Given request: Only lines with the word "Years" are needed; collect each of them from the listing below.

-- START Record extracts --

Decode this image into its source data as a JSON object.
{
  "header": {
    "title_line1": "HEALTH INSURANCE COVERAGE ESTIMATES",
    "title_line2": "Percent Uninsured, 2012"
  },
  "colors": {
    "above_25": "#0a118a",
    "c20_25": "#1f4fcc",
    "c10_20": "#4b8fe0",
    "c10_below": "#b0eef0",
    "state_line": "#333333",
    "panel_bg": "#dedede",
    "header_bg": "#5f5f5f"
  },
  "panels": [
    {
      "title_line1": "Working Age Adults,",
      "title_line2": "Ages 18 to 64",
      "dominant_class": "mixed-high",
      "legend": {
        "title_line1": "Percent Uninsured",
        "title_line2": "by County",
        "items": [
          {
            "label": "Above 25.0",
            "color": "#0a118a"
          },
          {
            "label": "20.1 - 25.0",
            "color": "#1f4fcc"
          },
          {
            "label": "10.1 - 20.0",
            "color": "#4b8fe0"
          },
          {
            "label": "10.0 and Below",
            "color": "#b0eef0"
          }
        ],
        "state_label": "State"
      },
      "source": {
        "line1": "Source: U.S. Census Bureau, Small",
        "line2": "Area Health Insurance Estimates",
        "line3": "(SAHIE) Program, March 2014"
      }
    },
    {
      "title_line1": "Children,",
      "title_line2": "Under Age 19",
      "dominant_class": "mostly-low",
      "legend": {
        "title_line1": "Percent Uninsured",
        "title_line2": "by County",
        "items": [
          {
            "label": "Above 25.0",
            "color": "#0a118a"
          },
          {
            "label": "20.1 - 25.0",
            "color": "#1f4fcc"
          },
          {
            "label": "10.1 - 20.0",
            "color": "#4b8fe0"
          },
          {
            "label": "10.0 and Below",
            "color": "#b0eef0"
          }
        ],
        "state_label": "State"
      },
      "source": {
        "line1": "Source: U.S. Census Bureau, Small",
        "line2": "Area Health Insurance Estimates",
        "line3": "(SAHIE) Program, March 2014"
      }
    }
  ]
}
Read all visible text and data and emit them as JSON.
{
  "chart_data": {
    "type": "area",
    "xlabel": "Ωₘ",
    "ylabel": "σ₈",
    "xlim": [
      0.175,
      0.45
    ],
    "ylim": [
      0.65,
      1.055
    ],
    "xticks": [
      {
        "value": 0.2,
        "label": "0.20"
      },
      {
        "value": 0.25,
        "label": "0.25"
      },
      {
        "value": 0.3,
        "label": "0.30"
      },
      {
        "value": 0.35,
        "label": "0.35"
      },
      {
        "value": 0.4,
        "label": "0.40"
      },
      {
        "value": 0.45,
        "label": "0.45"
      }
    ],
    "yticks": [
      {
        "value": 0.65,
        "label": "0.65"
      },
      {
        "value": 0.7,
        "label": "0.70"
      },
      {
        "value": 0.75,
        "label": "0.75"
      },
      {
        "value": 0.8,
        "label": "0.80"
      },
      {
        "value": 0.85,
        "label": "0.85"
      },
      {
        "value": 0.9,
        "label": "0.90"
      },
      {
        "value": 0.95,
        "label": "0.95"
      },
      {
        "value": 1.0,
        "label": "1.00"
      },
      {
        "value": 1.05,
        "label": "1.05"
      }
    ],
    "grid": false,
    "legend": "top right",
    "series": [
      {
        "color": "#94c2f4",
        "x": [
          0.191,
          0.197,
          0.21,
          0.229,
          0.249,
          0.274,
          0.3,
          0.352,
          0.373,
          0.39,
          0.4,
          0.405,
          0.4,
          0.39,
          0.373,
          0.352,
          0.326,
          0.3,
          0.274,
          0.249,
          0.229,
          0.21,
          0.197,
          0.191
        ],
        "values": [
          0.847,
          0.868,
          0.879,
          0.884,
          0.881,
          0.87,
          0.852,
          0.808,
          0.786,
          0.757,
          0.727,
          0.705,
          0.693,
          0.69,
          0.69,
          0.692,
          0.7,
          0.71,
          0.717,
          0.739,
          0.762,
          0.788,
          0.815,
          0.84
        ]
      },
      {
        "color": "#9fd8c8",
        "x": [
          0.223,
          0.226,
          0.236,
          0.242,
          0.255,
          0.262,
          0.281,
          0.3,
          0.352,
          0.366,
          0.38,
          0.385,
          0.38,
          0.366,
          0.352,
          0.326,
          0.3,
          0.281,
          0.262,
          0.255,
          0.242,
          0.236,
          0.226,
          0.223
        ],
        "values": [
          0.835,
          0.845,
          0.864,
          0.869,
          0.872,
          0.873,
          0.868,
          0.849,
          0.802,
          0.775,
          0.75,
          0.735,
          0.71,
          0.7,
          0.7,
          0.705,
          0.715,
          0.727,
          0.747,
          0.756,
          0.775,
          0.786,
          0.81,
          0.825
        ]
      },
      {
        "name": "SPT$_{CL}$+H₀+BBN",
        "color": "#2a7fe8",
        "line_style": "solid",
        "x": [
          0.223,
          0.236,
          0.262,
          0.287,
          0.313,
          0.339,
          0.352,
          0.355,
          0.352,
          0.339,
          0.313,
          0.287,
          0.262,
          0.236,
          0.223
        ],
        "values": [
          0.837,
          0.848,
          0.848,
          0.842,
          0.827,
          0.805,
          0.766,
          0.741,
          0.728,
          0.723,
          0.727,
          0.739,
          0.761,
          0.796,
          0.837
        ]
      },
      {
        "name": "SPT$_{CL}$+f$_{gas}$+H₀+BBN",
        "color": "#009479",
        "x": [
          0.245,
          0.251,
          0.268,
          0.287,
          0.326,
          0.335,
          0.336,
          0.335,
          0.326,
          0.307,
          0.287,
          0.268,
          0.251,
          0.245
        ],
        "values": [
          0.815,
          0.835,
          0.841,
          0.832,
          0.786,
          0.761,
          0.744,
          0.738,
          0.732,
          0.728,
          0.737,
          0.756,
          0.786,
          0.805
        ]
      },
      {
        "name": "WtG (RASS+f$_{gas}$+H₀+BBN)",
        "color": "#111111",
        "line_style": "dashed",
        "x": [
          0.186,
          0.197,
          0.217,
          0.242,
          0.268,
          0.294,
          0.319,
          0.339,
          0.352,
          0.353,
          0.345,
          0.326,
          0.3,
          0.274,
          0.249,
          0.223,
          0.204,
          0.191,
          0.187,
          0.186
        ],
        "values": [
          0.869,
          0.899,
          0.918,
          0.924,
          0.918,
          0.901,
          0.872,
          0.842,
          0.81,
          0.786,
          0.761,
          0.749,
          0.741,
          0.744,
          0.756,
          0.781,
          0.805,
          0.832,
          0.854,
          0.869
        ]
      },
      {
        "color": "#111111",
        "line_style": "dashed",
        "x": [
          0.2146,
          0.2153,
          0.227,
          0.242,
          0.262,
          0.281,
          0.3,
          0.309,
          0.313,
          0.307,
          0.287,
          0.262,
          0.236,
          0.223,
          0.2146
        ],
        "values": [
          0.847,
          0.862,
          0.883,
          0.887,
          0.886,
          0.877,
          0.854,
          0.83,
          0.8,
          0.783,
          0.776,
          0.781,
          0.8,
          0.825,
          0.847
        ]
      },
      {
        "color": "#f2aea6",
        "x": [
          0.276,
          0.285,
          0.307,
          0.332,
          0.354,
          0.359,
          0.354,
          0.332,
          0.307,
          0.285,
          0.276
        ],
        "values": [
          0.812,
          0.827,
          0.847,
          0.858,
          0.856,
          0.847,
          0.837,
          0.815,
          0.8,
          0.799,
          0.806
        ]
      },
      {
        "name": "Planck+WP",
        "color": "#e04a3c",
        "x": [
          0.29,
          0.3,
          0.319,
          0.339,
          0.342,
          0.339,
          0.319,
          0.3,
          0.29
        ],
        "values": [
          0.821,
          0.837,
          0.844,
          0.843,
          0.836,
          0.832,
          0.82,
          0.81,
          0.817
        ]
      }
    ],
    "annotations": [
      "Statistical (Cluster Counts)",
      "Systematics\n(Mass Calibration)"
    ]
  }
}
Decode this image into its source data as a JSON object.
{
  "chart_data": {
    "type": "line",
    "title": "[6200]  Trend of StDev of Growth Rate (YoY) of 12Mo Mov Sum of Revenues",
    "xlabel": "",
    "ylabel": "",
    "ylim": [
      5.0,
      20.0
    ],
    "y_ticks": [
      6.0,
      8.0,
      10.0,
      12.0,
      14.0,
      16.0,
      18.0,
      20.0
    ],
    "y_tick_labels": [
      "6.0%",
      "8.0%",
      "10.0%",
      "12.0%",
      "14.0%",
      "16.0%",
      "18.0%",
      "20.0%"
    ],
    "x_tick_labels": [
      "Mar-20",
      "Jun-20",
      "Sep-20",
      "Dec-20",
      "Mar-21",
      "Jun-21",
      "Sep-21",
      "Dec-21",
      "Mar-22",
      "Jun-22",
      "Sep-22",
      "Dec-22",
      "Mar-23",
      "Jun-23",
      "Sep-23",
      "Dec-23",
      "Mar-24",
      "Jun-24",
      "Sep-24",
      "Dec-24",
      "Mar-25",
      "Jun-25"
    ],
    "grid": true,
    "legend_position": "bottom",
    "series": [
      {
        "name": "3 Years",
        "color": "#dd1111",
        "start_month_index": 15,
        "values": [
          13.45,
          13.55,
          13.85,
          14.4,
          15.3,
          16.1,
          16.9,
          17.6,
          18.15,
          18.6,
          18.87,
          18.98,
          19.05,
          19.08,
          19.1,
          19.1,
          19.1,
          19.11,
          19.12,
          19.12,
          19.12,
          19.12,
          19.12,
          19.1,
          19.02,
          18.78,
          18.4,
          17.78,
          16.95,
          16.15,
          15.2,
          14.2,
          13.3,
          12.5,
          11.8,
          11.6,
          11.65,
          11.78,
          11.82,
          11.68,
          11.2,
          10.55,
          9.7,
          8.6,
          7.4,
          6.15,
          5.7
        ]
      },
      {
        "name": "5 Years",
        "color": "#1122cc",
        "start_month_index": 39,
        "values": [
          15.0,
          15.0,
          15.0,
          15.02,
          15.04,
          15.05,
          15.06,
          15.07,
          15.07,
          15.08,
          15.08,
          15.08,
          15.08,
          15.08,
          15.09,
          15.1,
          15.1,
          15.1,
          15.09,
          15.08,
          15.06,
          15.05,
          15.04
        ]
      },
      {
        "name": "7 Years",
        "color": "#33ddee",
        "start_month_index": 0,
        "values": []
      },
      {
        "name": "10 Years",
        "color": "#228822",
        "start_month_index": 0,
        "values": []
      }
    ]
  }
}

-- END Record extracts --

Right answer:
        "name": "3 Years",
        "name": "5 Years",
        "name": "7 Years",
        "name": "10 Years",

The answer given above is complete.